### EXERCISE TASK
Copy out the listing that follows exactly, dropping every picture.

Dataset records on visual material:
------------------------

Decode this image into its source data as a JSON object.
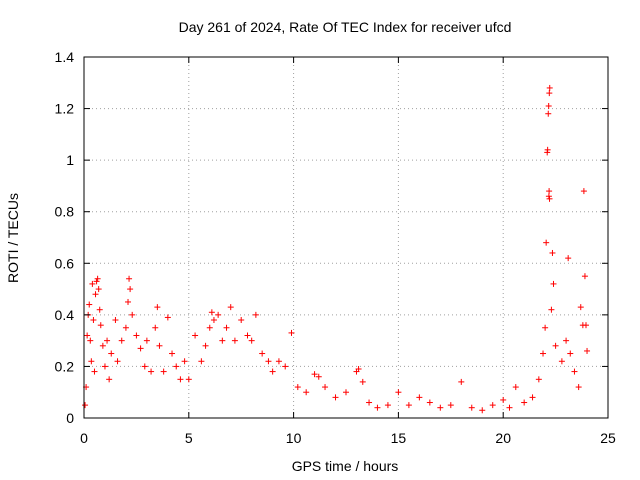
{
  "chart_data": {
    "type": "scatter",
    "title": "Day 261 of 2024, Rate Of TEC Index for receiver ufcd",
    "xlabel": "GPS time / hours",
    "ylabel": "ROTI / TECUs",
    "xlim": [
      0,
      25
    ],
    "ylim": [
      0,
      1.4
    ],
    "xticks": [
      0,
      5,
      10,
      15,
      20,
      25
    ],
    "yticks": [
      0,
      0.2,
      0.4,
      0.6,
      0.8,
      1,
      1.2,
      1.4
    ],
    "xtick_labels": [
      "0",
      "5",
      "10",
      "15",
      "20",
      "25"
    ],
    "ytick_labels": [
      "0",
      "0.2",
      "0.4",
      "0.6",
      "0.8",
      "1",
      "1.2",
      "1.4"
    ],
    "grid": true,
    "marker": "+",
    "color": "#ff0000",
    "series": [
      {
        "points": [
          [
            0.05,
            0.05
          ],
          [
            0.1,
            0.12
          ],
          [
            0.15,
            0.32
          ],
          [
            0.2,
            0.4
          ],
          [
            0.25,
            0.44
          ],
          [
            0.3,
            0.3
          ],
          [
            0.35,
            0.22
          ],
          [
            0.4,
            0.52
          ],
          [
            0.45,
            0.38
          ],
          [
            0.5,
            0.18
          ],
          [
            0.55,
            0.48
          ],
          [
            0.6,
            0.53
          ],
          [
            0.65,
            0.54
          ],
          [
            0.7,
            0.5
          ],
          [
            0.75,
            0.42
          ],
          [
            0.8,
            0.36
          ],
          [
            0.9,
            0.28
          ],
          [
            1.0,
            0.2
          ],
          [
            1.1,
            0.3
          ],
          [
            1.2,
            0.15
          ],
          [
            1.3,
            0.25
          ],
          [
            1.5,
            0.38
          ],
          [
            1.6,
            0.22
          ],
          [
            1.8,
            0.3
          ],
          [
            2.0,
            0.35
          ],
          [
            2.1,
            0.45
          ],
          [
            2.15,
            0.54
          ],
          [
            2.2,
            0.5
          ],
          [
            2.3,
            0.4
          ],
          [
            2.5,
            0.32
          ],
          [
            2.7,
            0.27
          ],
          [
            2.9,
            0.2
          ],
          [
            3.0,
            0.3
          ],
          [
            3.2,
            0.18
          ],
          [
            3.4,
            0.35
          ],
          [
            3.5,
            0.43
          ],
          [
            3.6,
            0.28
          ],
          [
            3.8,
            0.18
          ],
          [
            4.0,
            0.39
          ],
          [
            4.2,
            0.25
          ],
          [
            4.4,
            0.2
          ],
          [
            4.6,
            0.15
          ],
          [
            4.8,
            0.22
          ],
          [
            5.0,
            0.15
          ],
          [
            5.3,
            0.32
          ],
          [
            5.6,
            0.22
          ],
          [
            5.8,
            0.28
          ],
          [
            6.0,
            0.35
          ],
          [
            6.1,
            0.41
          ],
          [
            6.2,
            0.38
          ],
          [
            6.4,
            0.4
          ],
          [
            6.6,
            0.3
          ],
          [
            6.8,
            0.35
          ],
          [
            7.0,
            0.43
          ],
          [
            7.2,
            0.3
          ],
          [
            7.5,
            0.38
          ],
          [
            7.8,
            0.32
          ],
          [
            8.0,
            0.3
          ],
          [
            8.2,
            0.4
          ],
          [
            8.5,
            0.25
          ],
          [
            8.8,
            0.22
          ],
          [
            9.0,
            0.18
          ],
          [
            9.3,
            0.22
          ],
          [
            9.6,
            0.2
          ],
          [
            9.9,
            0.33
          ],
          [
            10.2,
            0.12
          ],
          [
            10.6,
            0.1
          ],
          [
            11.0,
            0.17
          ],
          [
            11.2,
            0.16
          ],
          [
            11.5,
            0.12
          ],
          [
            12.0,
            0.08
          ],
          [
            12.5,
            0.1
          ],
          [
            13.0,
            0.18
          ],
          [
            13.1,
            0.19
          ],
          [
            13.3,
            0.14
          ],
          [
            13.6,
            0.06
          ],
          [
            14.0,
            0.04
          ],
          [
            14.5,
            0.05
          ],
          [
            15.0,
            0.1
          ],
          [
            15.5,
            0.05
          ],
          [
            16.0,
            0.08
          ],
          [
            16.5,
            0.06
          ],
          [
            17.0,
            0.04
          ],
          [
            17.5,
            0.05
          ],
          [
            18.0,
            0.14
          ],
          [
            18.5,
            0.04
          ],
          [
            19.0,
            0.03
          ],
          [
            19.5,
            0.05
          ],
          [
            20.0,
            0.07
          ],
          [
            20.3,
            0.04
          ],
          [
            20.6,
            0.12
          ],
          [
            21.0,
            0.06
          ],
          [
            21.4,
            0.08
          ],
          [
            21.7,
            0.15
          ],
          [
            21.9,
            0.25
          ],
          [
            22.0,
            0.35
          ],
          [
            22.05,
            0.68
          ],
          [
            22.1,
            1.03
          ],
          [
            22.12,
            1.04
          ],
          [
            22.15,
            1.18
          ],
          [
            22.17,
            1.21
          ],
          [
            22.2,
            1.26
          ],
          [
            22.22,
            1.28
          ],
          [
            22.18,
            0.86
          ],
          [
            22.19,
            0.88
          ],
          [
            22.21,
            0.85
          ],
          [
            22.3,
            0.42
          ],
          [
            22.35,
            0.64
          ],
          [
            22.4,
            0.52
          ],
          [
            22.5,
            0.28
          ],
          [
            22.8,
            0.22
          ],
          [
            23.0,
            0.3
          ],
          [
            23.1,
            0.62
          ],
          [
            23.2,
            0.25
          ],
          [
            23.4,
            0.18
          ],
          [
            23.6,
            0.12
          ],
          [
            23.7,
            0.43
          ],
          [
            23.8,
            0.36
          ],
          [
            23.85,
            0.88
          ],
          [
            23.9,
            0.55
          ],
          [
            23.95,
            0.36
          ],
          [
            24.0,
            0.26
          ]
        ]
      }
    ]
  }
}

------------------------

### RESPONSE TO THIS TASK
Decode this image into its source data as a JSON object.
{
  "chart_data": {
    "type": "scatter",
    "title": "Day 261 of 2024, Rate Of TEC Index for receiver ufcd",
    "xlabel": "GPS time / hours",
    "ylabel": "ROTI / TECUs",
    "xlim": [
      0,
      25
    ],
    "ylim": [
      0,
      1.4
    ],
    "xticks": [
      0,
      5,
      10,
      15,
      20,
      25
    ],
    "yticks": [
      0,
      0.2,
      0.4,
      0.6,
      0.8,
      1,
      1.2,
      1.4
    ],
    "xtick_labels": [
      "0",
      "5",
      "10",
      "15",
      "20",
      "25"
    ],
    "ytick_labels": [
      "0",
      "0.2",
      "0.4",
      "0.6",
      "0.8",
      "1",
      "1.2",
      "1.4"
    ],
    "grid": true,
    "marker": "+",
    "color": "#ff0000",
    "series": [
      {
        "points": [
          [
            0.05,
            0.05
          ],
          [
            0.1,
            0.12
          ],
          [
            0.15,
            0.32
          ],
          [
            0.2,
            0.4
          ],
          [
            0.25,
            0.44
          ],
          [
            0.3,
            0.3
          ],
          [
            0.35,
            0.22
          ],
          [
            0.4,
            0.52
          ],
          [
            0.45,
            0.38
          ],
          [
            0.5,
            0.18
          ],
          [
            0.55,
            0.48
          ],
          [
            0.6,
            0.53
          ],
          [
            0.65,
            0.54
          ],
          [
            0.7,
            0.5
          ],
          [
            0.75,
            0.42
          ],
          [
            0.8,
            0.36
          ],
          [
            0.9,
            0.28
          ],
          [
            1.0,
            0.2
          ],
          [
            1.1,
            0.3
          ],
          [
            1.2,
            0.15
          ],
          [
            1.3,
            0.25
          ],
          [
            1.5,
            0.38
          ],
          [
            1.6,
            0.22
          ],
          [
            1.8,
            0.3
          ],
          [
            2.0,
            0.35
          ],
          [
            2.1,
            0.45
          ],
          [
            2.15,
            0.54
          ],
          [
            2.2,
            0.5
          ],
          [
            2.3,
            0.4
          ],
          [
            2.5,
            0.32
          ],
          [
            2.7,
            0.27
          ],
          [
            2.9,
            0.2
          ],
          [
            3.0,
            0.3
          ],
          [
            3.2,
            0.18
          ],
          [
            3.4,
            0.35
          ],
          [
            3.5,
            0.43
          ],
          [
            3.6,
            0.28
          ],
          [
            3.8,
            0.18
          ],
          [
            4.0,
            0.39
          ],
          [
            4.2,
            0.25
          ],
          [
            4.4,
            0.2
          ],
          [
            4.6,
            0.15
          ],
          [
            4.8,
            0.22
          ],
          [
            5.0,
            0.15
          ],
          [
            5.3,
            0.32
          ],
          [
            5.6,
            0.22
          ],
          [
            5.8,
            0.28
          ],
          [
            6.0,
            0.35
          ],
          [
            6.1,
            0.41
          ],
          [
            6.2,
            0.38
          ],
          [
            6.4,
            0.4
          ],
          [
            6.6,
            0.3
          ],
          [
            6.8,
            0.35
          ],
          [
            7.0,
            0.43
          ],
          [
            7.2,
            0.3
          ],
          [
            7.5,
            0.38
          ],
          [
            7.8,
            0.32
          ],
          [
            8.0,
            0.3
          ],
          [
            8.2,
            0.4
          ],
          [
            8.5,
            0.25
          ],
          [
            8.8,
            0.22
          ],
          [
            9.0,
            0.18
          ],
          [
            9.3,
            0.22
          ],
          [
            9.6,
            0.2
          ],
          [
            9.9,
            0.33
          ],
          [
            10.2,
            0.12
          ],
          [
            10.6,
            0.1
          ],
          [
            11.0,
            0.17
          ],
          [
            11.2,
            0.16
          ],
          [
            11.5,
            0.12
          ],
          [
            12.0,
            0.08
          ],
          [
            12.5,
            0.1
          ],
          [
            13.0,
            0.18
          ],
          [
            13.1,
            0.19
          ],
          [
            13.3,
            0.14
          ],
          [
            13.6,
            0.06
          ],
          [
            14.0,
            0.04
          ],
          [
            14.5,
            0.05
          ],
          [
            15.0,
            0.1
          ],
          [
            15.5,
            0.05
          ],
          [
            16.0,
            0.08
          ],
          [
            16.5,
            0.06
          ],
          [
            17.0,
            0.04
          ],
          [
            17.5,
            0.05
          ],
          [
            18.0,
            0.14
          ],
          [
            18.5,
            0.04
          ],
          [
            19.0,
            0.03
          ],
          [
            19.5,
            0.05
          ],
          [
            20.0,
            0.07
          ],
          [
            20.3,
            0.04
          ],
          [
            20.6,
            0.12
          ],
          [
            21.0,
            0.06
          ],
          [
            21.4,
            0.08
          ],
          [
            21.7,
            0.15
          ],
          [
            21.9,
            0.25
          ],
          [
            22.0,
            0.35
          ],
          [
            22.05,
            0.68
          ],
          [
            22.1,
            1.03
          ],
          [
            22.12,
            1.04
          ],
          [
            22.15,
            1.18
          ],
          [
            22.17,
            1.21
          ],
          [
            22.2,
            1.26
          ],
          [
            22.22,
            1.28
          ],
          [
            22.18,
            0.86
          ],
          [
            22.19,
            0.88
          ],
          [
            22.21,
            0.85
          ],
          [
            22.3,
            0.42
          ],
          [
            22.35,
            0.64
          ],
          [
            22.4,
            0.52
          ],
          [
            22.5,
            0.28
          ],
          [
            22.8,
            0.22
          ],
          [
            23.0,
            0.3
          ],
          [
            23.1,
            0.62
          ],
          [
            23.2,
            0.25
          ],
          [
            23.4,
            0.18
          ],
          [
            23.6,
            0.12
          ],
          [
            23.7,
            0.43
          ],
          [
            23.8,
            0.36
          ],
          [
            23.85,
            0.88
          ],
          [
            23.9,
            0.55
          ],
          [
            23.95,
            0.36
          ],
          [
            24.0,
            0.26
          ]
        ]
      }
    ]
  }
}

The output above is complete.